**TASK**. Read the records and write them out again exactly.

Items from a figure collection:
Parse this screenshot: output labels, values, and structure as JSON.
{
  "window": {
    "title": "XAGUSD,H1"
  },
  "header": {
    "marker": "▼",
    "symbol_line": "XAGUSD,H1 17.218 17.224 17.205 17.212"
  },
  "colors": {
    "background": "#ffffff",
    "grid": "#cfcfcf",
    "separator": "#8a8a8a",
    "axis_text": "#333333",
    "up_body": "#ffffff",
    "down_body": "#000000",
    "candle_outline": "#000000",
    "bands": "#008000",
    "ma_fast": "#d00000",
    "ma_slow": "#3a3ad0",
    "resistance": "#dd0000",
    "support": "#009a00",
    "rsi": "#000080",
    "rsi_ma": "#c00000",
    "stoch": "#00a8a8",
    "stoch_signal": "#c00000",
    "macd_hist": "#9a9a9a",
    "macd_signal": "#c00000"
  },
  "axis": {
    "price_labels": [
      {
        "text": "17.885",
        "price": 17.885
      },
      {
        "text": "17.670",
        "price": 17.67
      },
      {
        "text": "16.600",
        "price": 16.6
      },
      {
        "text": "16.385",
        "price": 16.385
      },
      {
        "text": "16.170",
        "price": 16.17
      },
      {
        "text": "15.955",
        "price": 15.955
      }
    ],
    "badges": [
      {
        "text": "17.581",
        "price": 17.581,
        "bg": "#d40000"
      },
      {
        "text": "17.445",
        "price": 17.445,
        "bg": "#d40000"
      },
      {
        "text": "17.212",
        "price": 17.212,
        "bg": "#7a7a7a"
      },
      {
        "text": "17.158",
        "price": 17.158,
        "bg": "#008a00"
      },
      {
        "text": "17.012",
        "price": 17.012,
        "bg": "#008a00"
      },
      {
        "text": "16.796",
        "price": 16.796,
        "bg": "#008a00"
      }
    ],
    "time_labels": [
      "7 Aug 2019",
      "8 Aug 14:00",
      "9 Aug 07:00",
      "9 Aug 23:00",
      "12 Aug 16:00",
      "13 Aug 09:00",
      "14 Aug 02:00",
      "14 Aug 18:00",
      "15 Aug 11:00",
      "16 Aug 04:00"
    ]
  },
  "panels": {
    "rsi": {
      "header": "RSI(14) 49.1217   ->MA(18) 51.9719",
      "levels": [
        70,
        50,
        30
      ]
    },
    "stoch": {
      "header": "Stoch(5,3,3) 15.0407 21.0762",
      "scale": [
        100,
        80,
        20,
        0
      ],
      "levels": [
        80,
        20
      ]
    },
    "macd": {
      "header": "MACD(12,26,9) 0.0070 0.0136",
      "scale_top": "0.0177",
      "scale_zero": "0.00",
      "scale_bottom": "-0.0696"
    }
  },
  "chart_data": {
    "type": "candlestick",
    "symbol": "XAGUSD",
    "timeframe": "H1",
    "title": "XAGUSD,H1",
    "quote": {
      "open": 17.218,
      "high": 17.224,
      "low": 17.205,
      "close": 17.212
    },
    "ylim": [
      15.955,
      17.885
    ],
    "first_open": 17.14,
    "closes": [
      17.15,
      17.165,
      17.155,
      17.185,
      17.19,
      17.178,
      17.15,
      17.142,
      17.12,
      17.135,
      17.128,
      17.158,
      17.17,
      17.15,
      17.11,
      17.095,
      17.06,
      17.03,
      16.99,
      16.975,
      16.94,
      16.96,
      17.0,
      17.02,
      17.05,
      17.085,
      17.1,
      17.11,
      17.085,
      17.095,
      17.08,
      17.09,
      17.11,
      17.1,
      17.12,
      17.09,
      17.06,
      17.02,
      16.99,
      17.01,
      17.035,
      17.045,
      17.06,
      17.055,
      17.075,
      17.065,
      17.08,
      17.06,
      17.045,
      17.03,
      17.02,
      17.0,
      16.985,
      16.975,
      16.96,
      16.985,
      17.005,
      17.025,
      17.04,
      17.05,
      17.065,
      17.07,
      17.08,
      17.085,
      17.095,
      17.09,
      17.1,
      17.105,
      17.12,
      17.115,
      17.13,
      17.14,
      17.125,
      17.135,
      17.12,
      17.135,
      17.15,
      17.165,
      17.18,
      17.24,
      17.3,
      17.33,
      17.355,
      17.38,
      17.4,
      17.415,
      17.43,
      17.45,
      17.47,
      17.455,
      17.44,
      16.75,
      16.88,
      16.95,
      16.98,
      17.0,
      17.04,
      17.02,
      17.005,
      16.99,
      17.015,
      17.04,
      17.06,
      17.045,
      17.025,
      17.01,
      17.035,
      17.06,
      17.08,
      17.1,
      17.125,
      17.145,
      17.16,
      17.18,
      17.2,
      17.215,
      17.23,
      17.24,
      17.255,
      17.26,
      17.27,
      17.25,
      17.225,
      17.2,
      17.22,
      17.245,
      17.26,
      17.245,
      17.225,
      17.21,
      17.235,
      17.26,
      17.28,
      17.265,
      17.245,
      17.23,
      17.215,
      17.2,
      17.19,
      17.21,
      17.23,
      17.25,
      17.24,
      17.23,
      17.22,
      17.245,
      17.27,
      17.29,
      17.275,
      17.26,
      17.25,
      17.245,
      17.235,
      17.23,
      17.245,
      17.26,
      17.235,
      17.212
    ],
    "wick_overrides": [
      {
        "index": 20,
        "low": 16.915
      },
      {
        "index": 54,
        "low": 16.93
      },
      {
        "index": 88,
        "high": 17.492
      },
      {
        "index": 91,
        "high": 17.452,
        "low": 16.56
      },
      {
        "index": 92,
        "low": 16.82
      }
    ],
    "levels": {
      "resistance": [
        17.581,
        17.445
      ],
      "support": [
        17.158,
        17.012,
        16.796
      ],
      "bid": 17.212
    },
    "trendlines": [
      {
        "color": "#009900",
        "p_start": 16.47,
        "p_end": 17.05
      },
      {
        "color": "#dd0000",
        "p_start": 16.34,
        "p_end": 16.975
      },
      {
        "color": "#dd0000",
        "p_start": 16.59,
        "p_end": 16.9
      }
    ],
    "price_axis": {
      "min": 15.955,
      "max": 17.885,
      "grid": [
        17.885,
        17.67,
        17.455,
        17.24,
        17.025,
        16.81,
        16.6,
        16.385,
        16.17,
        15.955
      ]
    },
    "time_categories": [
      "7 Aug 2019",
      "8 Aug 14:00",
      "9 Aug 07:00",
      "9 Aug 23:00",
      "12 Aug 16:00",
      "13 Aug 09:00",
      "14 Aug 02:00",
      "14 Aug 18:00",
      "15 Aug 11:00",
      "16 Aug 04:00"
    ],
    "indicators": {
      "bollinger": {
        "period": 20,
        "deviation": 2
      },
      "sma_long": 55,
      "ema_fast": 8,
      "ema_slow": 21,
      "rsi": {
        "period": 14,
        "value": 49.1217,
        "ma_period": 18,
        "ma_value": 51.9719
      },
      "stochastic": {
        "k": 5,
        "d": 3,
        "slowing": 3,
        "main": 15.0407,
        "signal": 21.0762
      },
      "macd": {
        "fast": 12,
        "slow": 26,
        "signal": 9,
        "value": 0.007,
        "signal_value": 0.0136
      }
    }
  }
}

**EXPECTED OUTPUT**.
Parse this screenshot: output labels, values, and structure as JSON.
{
  "window": {
    "title": "XAGUSD,H1"
  },
  "header": {
    "marker": "▼",
    "symbol_line": "XAGUSD,H1 17.218 17.224 17.205 17.212"
  },
  "colors": {
    "background": "#ffffff",
    "grid": "#cfcfcf",
    "separator": "#8a8a8a",
    "axis_text": "#333333",
    "up_body": "#ffffff",
    "down_body": "#000000",
    "candle_outline": "#000000",
    "bands": "#008000",
    "ma_fast": "#d00000",
    "ma_slow": "#3a3ad0",
    "resistance": "#dd0000",
    "support": "#009a00",
    "rsi": "#000080",
    "rsi_ma": "#c00000",
    "stoch": "#00a8a8",
    "stoch_signal": "#c00000",
    "macd_hist": "#9a9a9a",
    "macd_signal": "#c00000"
  },
  "axis": {
    "price_labels": [
      {
        "text": "17.885",
        "price": 17.885
      },
      {
        "text": "17.670",
        "price": 17.67
      },
      {
        "text": "16.600",
        "price": 16.6
      },
      {
        "text": "16.385",
        "price": 16.385
      },
      {
        "text": "16.170",
        "price": 16.17
      },
      {
        "text": "15.955",
        "price": 15.955
      }
    ],
    "badges": [
      {
        "text": "17.581",
        "price": 17.581,
        "bg": "#d40000"
      },
      {
        "text": "17.445",
        "price": 17.445,
        "bg": "#d40000"
      },
      {
        "text": "17.212",
        "price": 17.212,
        "bg": "#7a7a7a"
      },
      {
        "text": "17.158",
        "price": 17.158,
        "bg": "#008a00"
      },
      {
        "text": "17.012",
        "price": 17.012,
        "bg": "#008a00"
      },
      {
        "text": "16.796",
        "price": 16.796,
        "bg": "#008a00"
      }
    ],
    "time_labels": [
      "7 Aug 2019",
      "8 Aug 14:00",
      "9 Aug 07:00",
      "9 Aug 23:00",
      "12 Aug 16:00",
      "13 Aug 09:00",
      "14 Aug 02:00",
      "14 Aug 18:00",
      "15 Aug 11:00",
      "16 Aug 04:00"
    ]
  },
  "panels": {
    "rsi": {
      "header": "RSI(14) 49.1217   ->MA(18) 51.9719",
      "levels": [
        70,
        50,
        30
      ]
    },
    "stoch": {
      "header": "Stoch(5,3,3) 15.0407 21.0762",
      "scale": [
        100,
        80,
        20,
        0
      ],
      "levels": [
        80,
        20
      ]
    },
    "macd": {
      "header": "MACD(12,26,9) 0.0070 0.0136",
      "scale_top": "0.0177",
      "scale_zero": "0.00",
      "scale_bottom": "-0.0696"
    }
  },
  "chart_data": {
    "type": "candlestick",
    "symbol": "XAGUSD",
    "timeframe": "H1",
    "title": "XAGUSD,H1",
    "quote": {
      "open": 17.218,
      "high": 17.224,
      "low": 17.205,
      "close": 17.212
    },
    "ylim": [
      15.955,
      17.885
    ],
    "first_open": 17.14,
    "closes": [
      17.15,
      17.165,
      17.155,
      17.185,
      17.19,
      17.178,
      17.15,
      17.142,
      17.12,
      17.135,
      17.128,
      17.158,
      17.17,
      17.15,
      17.11,
      17.095,
      17.06,
      17.03,
      16.99,
      16.975,
      16.94,
      16.96,
      17.0,
      17.02,
      17.05,
      17.085,
      17.1,
      17.11,
      17.085,
      17.095,
      17.08,
      17.09,
      17.11,
      17.1,
      17.12,
      17.09,
      17.06,
      17.02,
      16.99,
      17.01,
      17.035,
      17.045,
      17.06,
      17.055,
      17.075,
      17.065,
      17.08,
      17.06,
      17.045,
      17.03,
      17.02,
      17.0,
      16.985,
      16.975,
      16.96,
      16.985,
      17.005,
      17.025,
      17.04,
      17.05,
      17.065,
      17.07,
      17.08,
      17.085,
      17.095,
      17.09,
      17.1,
      17.105,
      17.12,
      17.115,
      17.13,
      17.14,
      17.125,
      17.135,
      17.12,
      17.135,
      17.15,
      17.165,
      17.18,
      17.24,
      17.3,
      17.33,
      17.355,
      17.38,
      17.4,
      17.415,
      17.43,
      17.45,
      17.47,
      17.455,
      17.44,
      16.75,
      16.88,
      16.95,
      16.98,
      17.0,
      17.04,
      17.02,
      17.005,
      16.99,
      17.015,
      17.04,
      17.06,
      17.045,
      17.025,
      17.01,
      17.035,
      17.06,
      17.08,
      17.1,
      17.125,
      17.145,
      17.16,
      17.18,
      17.2,
      17.215,
      17.23,
      17.24,
      17.255,
      17.26,
      17.27,
      17.25,
      17.225,
      17.2,
      17.22,
      17.245,
      17.26,
      17.245,
      17.225,
      17.21,
      17.235,
      17.26,
      17.28,
      17.265,
      17.245,
      17.23,
      17.215,
      17.2,
      17.19,
      17.21,
      17.23,
      17.25,
      17.24,
      17.23,
      17.22,
      17.245,
      17.27,
      17.29,
      17.275,
      17.26,
      17.25,
      17.245,
      17.235,
      17.23,
      17.245,
      17.26,
      17.235,
      17.212
    ],
    "wick_overrides": [
      {
        "index": 20,
        "low": 16.915
      },
      {
        "index": 54,
        "low": 16.93
      },
      {
        "index": 88,
        "high": 17.492
      },
      {
        "index": 91,
        "high": 17.452,
        "low": 16.56
      },
      {
        "index": 92,
        "low": 16.82
      }
    ],
    "levels": {
      "resistance": [
        17.581,
        17.445
      ],
      "support": [
        17.158,
        17.012,
        16.796
      ],
      "bid": 17.212
    },
    "trendlines": [
      {
        "color": "#009900",
        "p_start": 16.47,
        "p_end": 17.05
      },
      {
        "color": "#dd0000",
        "p_start": 16.34,
        "p_end": 16.975
      },
      {
        "color": "#dd0000",
        "p_start": 16.59,
        "p_end": 16.9
      }
    ],
    "price_axis": {
      "min": 15.955,
      "max": 17.885,
      "grid": [
        17.885,
        17.67,
        17.455,
        17.24,
        17.025,
        16.81,
        16.6,
        16.385,
        16.17,
        15.955
      ]
    },
    "time_categories": [
      "7 Aug 2019",
      "8 Aug 14:00",
      "9 Aug 07:00",
      "9 Aug 23:00",
      "12 Aug 16:00",
      "13 Aug 09:00",
      "14 Aug 02:00",
      "14 Aug 18:00",
      "15 Aug 11:00",
      "16 Aug 04:00"
    ],
    "indicators": {
      "bollinger": {
        "period": 20,
        "deviation": 2
      },
      "sma_long": 55,
      "ema_fast": 8,
      "ema_slow": 21,
      "rsi": {
        "period": 14,
        "value": 49.1217,
        "ma_period": 18,
        "ma_value": 51.9719
      },
      "stochastic": {
        "k": 5,
        "d": 3,
        "slowing": 3,
        "main": 15.0407,
        "signal": 21.0762
      },
      "macd": {
        "fast": 12,
        "slow": 26,
        "signal": 9,
        "value": 0.007,
        "signal_value": 0.0136
      }
    }
  }
}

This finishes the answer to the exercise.